● Extracted data:

========================================

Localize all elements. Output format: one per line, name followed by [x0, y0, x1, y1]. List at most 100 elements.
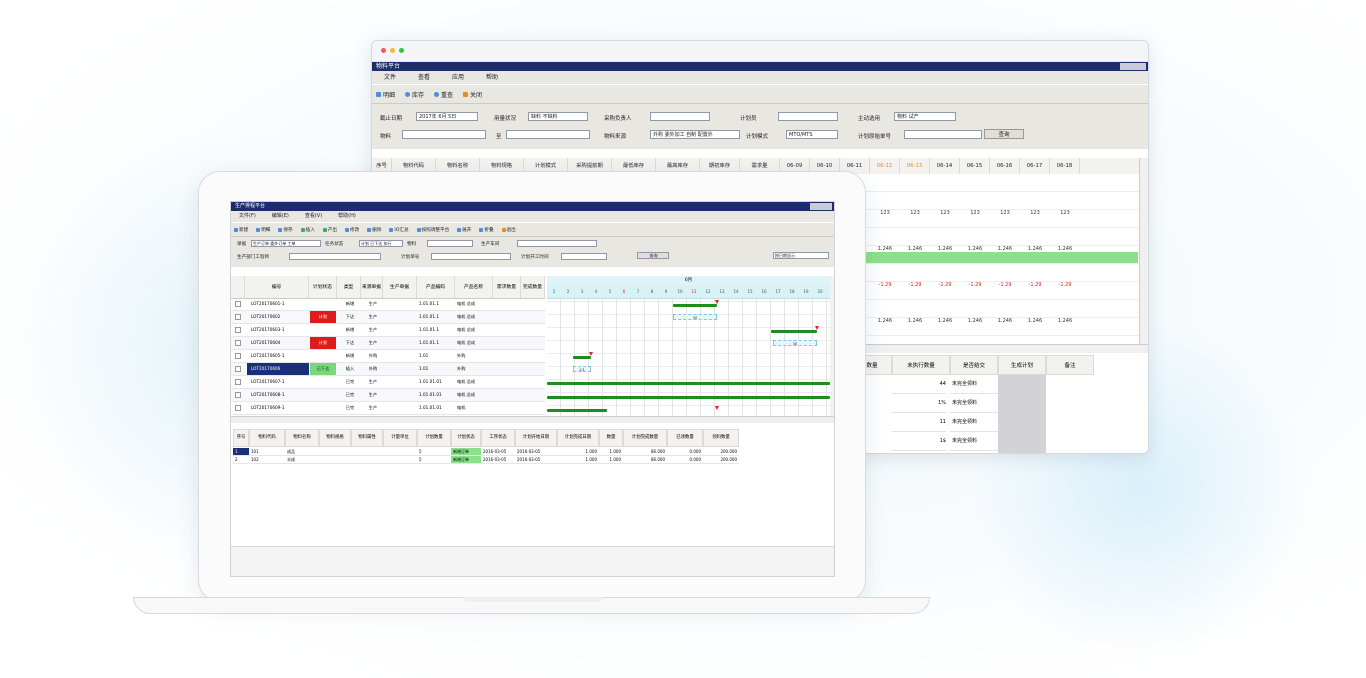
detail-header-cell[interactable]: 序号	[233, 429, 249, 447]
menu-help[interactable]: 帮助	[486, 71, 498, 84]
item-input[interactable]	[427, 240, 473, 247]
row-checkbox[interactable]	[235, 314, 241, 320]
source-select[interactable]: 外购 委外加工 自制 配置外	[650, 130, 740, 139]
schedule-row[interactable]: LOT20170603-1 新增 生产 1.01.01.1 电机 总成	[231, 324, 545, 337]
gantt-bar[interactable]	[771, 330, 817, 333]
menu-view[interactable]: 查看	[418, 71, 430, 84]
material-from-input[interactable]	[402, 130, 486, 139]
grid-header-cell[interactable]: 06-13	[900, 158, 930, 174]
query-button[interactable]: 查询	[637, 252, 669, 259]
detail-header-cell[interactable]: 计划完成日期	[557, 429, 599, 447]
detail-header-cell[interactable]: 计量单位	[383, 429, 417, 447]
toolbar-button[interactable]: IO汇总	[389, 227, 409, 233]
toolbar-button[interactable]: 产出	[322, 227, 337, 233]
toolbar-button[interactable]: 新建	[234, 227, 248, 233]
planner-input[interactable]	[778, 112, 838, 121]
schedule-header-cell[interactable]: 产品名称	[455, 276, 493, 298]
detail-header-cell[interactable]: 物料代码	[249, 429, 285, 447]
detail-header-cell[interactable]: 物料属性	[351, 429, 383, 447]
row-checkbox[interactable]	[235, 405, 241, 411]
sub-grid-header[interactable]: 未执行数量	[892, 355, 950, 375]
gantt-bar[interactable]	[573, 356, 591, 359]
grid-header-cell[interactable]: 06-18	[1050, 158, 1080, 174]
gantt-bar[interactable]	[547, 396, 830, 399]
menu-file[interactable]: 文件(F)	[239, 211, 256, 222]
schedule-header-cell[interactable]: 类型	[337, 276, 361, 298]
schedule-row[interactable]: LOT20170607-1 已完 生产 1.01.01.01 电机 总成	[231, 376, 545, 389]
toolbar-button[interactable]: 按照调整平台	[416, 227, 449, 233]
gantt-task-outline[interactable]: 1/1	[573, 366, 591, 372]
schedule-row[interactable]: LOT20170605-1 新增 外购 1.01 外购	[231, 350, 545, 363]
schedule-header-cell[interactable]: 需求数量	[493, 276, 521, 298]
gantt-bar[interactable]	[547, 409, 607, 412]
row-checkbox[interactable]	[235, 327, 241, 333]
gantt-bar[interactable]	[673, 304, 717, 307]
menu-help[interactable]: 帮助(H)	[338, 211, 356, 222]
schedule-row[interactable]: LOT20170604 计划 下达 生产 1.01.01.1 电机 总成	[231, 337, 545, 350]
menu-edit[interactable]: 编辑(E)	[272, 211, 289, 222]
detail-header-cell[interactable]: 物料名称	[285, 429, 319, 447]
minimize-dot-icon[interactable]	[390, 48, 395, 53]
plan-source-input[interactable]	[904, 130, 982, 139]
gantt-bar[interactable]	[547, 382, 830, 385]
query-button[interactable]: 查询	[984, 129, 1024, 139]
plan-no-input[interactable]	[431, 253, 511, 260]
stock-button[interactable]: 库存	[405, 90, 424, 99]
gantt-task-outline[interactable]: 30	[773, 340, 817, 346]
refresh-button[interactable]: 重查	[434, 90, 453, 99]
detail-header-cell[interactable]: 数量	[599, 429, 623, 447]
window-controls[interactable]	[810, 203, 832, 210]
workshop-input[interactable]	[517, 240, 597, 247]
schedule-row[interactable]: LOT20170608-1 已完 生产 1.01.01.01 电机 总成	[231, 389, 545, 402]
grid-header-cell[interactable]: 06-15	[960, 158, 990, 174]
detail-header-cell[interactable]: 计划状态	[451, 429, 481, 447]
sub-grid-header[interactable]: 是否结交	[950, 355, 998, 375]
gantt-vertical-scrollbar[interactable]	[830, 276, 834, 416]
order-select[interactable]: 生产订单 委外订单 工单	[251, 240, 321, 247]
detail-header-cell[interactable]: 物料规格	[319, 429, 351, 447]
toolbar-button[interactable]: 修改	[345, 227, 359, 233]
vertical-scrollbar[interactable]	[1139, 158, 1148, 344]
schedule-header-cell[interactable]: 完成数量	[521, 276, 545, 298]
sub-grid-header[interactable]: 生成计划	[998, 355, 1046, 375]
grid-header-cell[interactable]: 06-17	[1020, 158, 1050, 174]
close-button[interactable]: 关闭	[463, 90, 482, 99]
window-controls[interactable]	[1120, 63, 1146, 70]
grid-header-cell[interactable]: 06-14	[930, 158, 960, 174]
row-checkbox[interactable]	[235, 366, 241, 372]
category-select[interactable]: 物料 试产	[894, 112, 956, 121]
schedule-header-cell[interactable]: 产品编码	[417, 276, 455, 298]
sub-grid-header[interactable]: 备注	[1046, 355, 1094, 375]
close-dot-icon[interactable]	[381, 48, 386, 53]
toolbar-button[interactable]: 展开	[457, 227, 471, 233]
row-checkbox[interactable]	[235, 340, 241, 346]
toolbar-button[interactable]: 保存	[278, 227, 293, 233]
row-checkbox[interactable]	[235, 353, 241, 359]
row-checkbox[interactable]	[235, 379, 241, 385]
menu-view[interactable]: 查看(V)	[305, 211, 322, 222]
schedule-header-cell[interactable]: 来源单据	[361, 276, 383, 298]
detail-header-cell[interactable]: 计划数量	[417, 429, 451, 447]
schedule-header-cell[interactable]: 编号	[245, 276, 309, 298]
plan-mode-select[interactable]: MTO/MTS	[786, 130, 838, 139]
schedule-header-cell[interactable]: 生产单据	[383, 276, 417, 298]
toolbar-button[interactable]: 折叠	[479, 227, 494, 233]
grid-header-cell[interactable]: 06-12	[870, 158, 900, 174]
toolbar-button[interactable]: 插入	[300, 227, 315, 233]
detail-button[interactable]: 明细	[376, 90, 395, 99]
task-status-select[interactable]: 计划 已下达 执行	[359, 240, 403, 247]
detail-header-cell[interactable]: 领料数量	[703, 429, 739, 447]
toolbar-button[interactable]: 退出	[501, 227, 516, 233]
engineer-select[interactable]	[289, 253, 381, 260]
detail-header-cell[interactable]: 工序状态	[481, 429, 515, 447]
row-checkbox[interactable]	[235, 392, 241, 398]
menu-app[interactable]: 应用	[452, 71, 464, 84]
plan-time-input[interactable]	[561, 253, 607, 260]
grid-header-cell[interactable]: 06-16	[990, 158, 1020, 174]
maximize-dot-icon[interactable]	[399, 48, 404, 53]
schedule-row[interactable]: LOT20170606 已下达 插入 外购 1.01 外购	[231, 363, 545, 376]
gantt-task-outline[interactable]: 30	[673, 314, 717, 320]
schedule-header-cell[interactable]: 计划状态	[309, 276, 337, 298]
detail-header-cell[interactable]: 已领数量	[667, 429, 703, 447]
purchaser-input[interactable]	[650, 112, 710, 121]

========================================

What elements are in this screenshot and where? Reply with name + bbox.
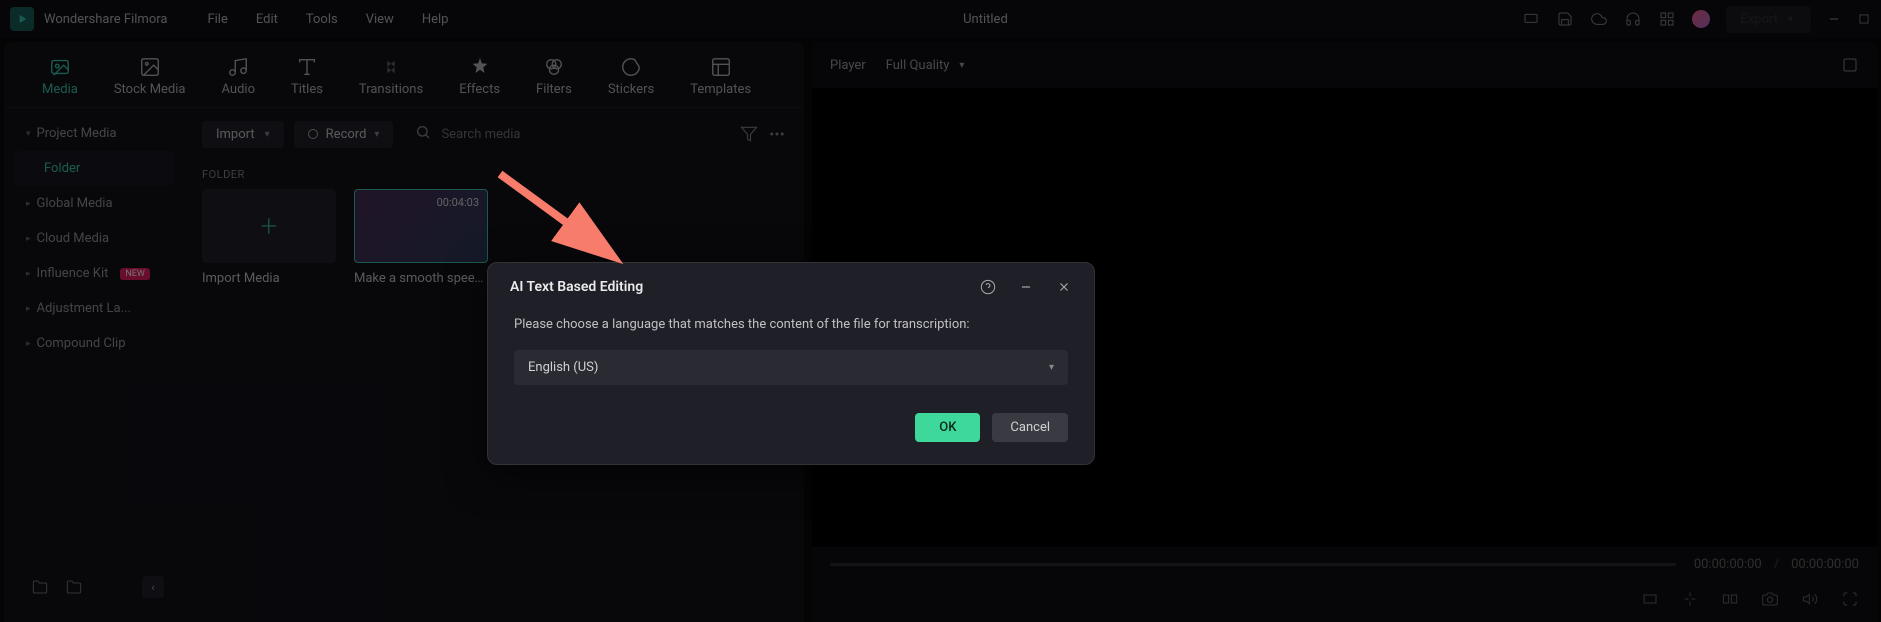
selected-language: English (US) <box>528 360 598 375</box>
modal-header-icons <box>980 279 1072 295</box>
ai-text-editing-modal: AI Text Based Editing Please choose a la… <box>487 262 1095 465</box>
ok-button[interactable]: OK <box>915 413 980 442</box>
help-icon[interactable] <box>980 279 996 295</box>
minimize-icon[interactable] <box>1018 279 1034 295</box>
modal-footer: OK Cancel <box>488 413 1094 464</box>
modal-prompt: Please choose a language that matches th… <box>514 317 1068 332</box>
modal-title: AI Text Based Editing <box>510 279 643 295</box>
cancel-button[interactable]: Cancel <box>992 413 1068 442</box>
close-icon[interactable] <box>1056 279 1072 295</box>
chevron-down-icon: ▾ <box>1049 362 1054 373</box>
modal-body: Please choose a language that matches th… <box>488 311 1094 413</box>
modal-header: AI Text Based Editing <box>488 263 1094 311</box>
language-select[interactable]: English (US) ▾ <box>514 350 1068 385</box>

========================================

● Task instructions: Recast the stretch of records from the line containing "selected-language: English (US)" through the line containing "help-icon[interactable] <box>980 279" as a numbered list, omitting any blank lines.

● Written solution:
1. selected-language: English (US) <box>528 360 598 375</box>
2. modal-header-icons <box>980 279 1072 295</box>
3. ai-text-editing-modal: AI Text Based Editing Please choose a la… <box>487 262 1095 465</box>
4. ok-button[interactable]: OK <box>915 413 980 442</box>
5. help-icon[interactable] <box>980 279 996 295</box>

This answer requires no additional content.